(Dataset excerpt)
───

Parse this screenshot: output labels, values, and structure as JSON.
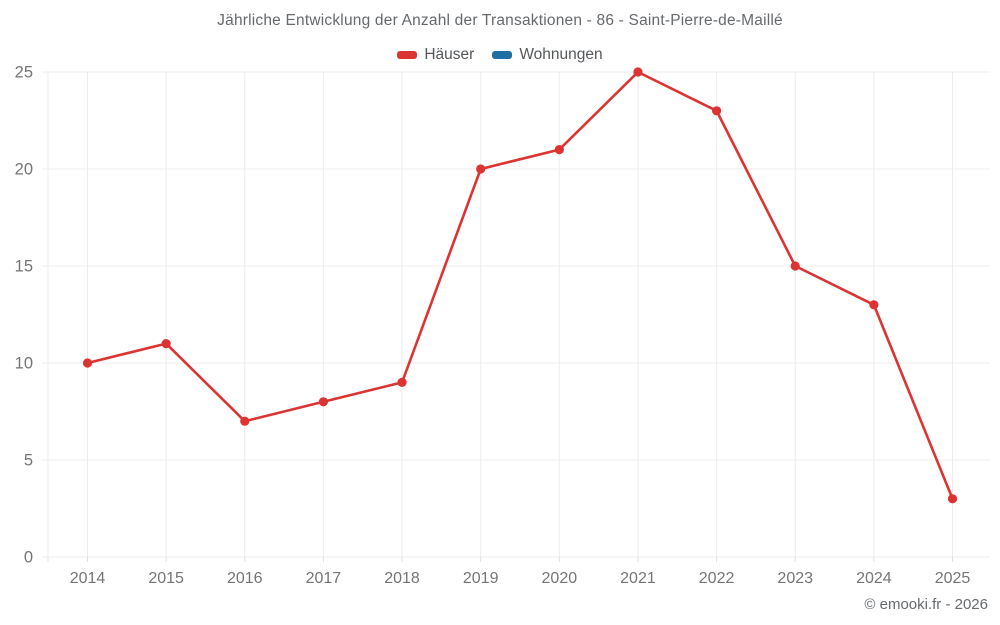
{
  "chart": {
    "title": "Jährliche Entwicklung der Anzahl der Transaktionen - 86 - Saint-Pierre-de-Maillé"
  },
  "legend": {
    "items": [
      {
        "label": "Häuser",
        "color": "#dc3333"
      },
      {
        "label": "Wohnungen",
        "color": "#1f6fa3"
      }
    ]
  },
  "footer": {
    "credit": "© emooki.fr - 2026"
  },
  "chart_data": {
    "type": "line",
    "title": "Jährliche Entwicklung der Anzahl der Transaktionen - 86 - Saint-Pierre-de-Maillé",
    "categories": [
      "2014",
      "2015",
      "2016",
      "2017",
      "2018",
      "2019",
      "2020",
      "2021",
      "2022",
      "2023",
      "2024",
      "2025"
    ],
    "series": [
      {
        "name": "Häuser",
        "color": "#dc3333",
        "values": [
          10,
          11,
          7,
          8,
          9,
          20,
          21,
          25,
          23,
          15,
          13,
          3
        ]
      },
      {
        "name": "Wohnungen",
        "color": "#1f6fa3",
        "values": []
      }
    ],
    "xlabel": "",
    "ylabel": "",
    "ylim": [
      0,
      25
    ],
    "ytick_step": 5,
    "grid": true,
    "legend_position": "top",
    "grid_color": "#ececec",
    "tick_color": "#e0e0e0",
    "axis_text_color": "#757575",
    "marker_radius": 4.6,
    "line_width": 2.6
  }
}
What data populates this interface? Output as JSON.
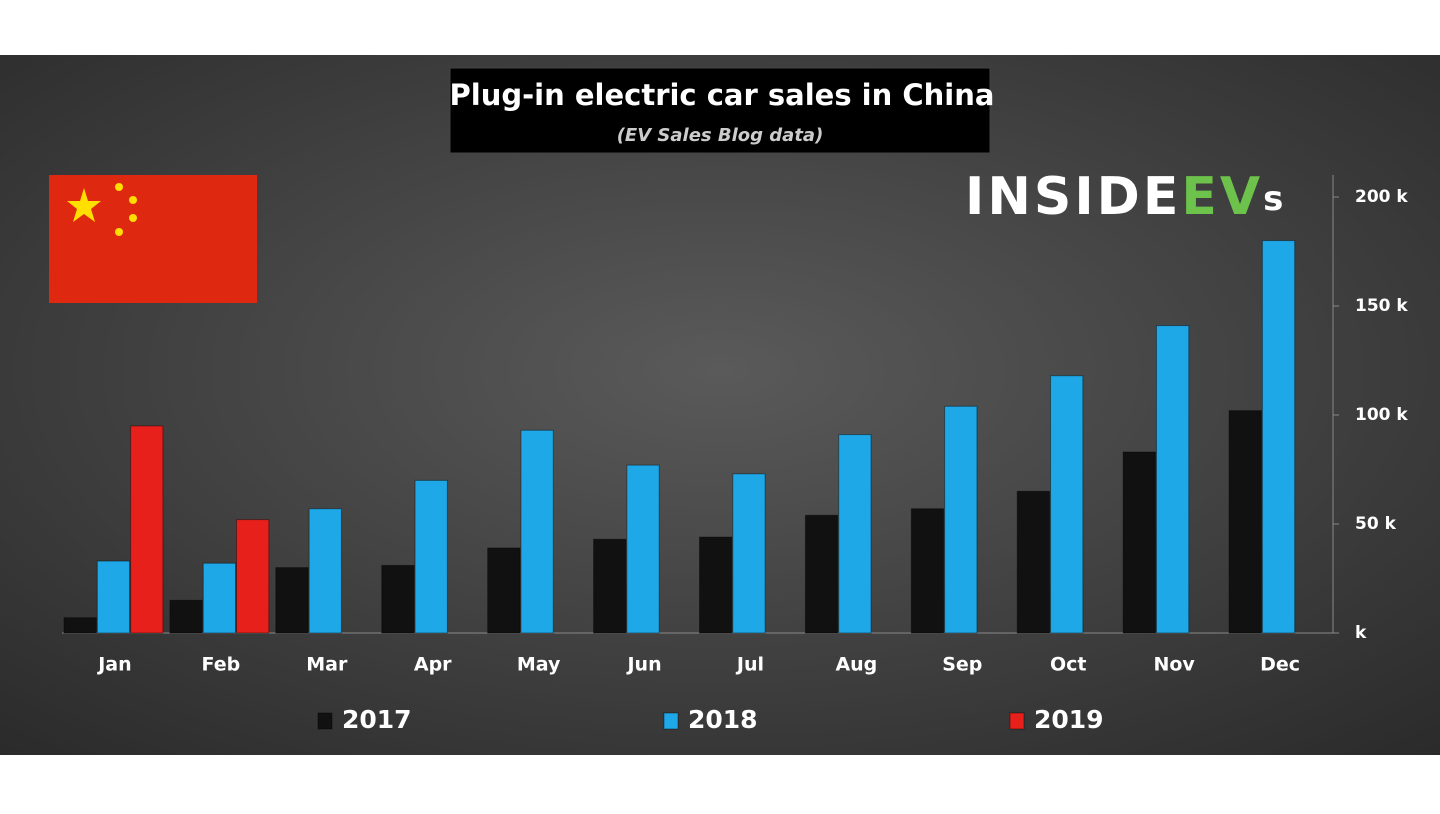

───

Copy every entry exactly as written. Pictures are excluded.

Parse this screenshot: output labels, values, and structure as JSON.
{
  "chart": {
    "title": "Jährliche Entwicklung der Anzahl der Transaktionen - 86 - Saint-Pierre-de-Maillé"
  },
  "legend": {
    "items": [
      {
        "label": "Häuser",
        "color": "#dc3333"
      },
      {
        "label": "Wohnungen",
        "color": "#1f6fa3"
      }
    ]
  },
  "footer": {
    "credit": "© emooki.fr - 2026"
  },
  "chart_data": {
    "type": "line",
    "title": "Jährliche Entwicklung der Anzahl der Transaktionen - 86 - Saint-Pierre-de-Maillé",
    "categories": [
      "2014",
      "2015",
      "2016",
      "2017",
      "2018",
      "2019",
      "2020",
      "2021",
      "2022",
      "2023",
      "2024",
      "2025"
    ],
    "series": [
      {
        "name": "Häuser",
        "color": "#dc3333",
        "values": [
          10,
          11,
          7,
          8,
          9,
          20,
          21,
          25,
          23,
          15,
          13,
          3
        ]
      },
      {
        "name": "Wohnungen",
        "color": "#1f6fa3",
        "values": []
      }
    ],
    "xlabel": "",
    "ylabel": "",
    "ylim": [
      0,
      25
    ],
    "ytick_step": 5,
    "grid": true,
    "legend_position": "top",
    "grid_color": "#ececec",
    "tick_color": "#e0e0e0",
    "axis_text_color": "#757575",
    "marker_radius": 4.6,
    "line_width": 2.6
  }
}
What data populates this interface? Output as JSON.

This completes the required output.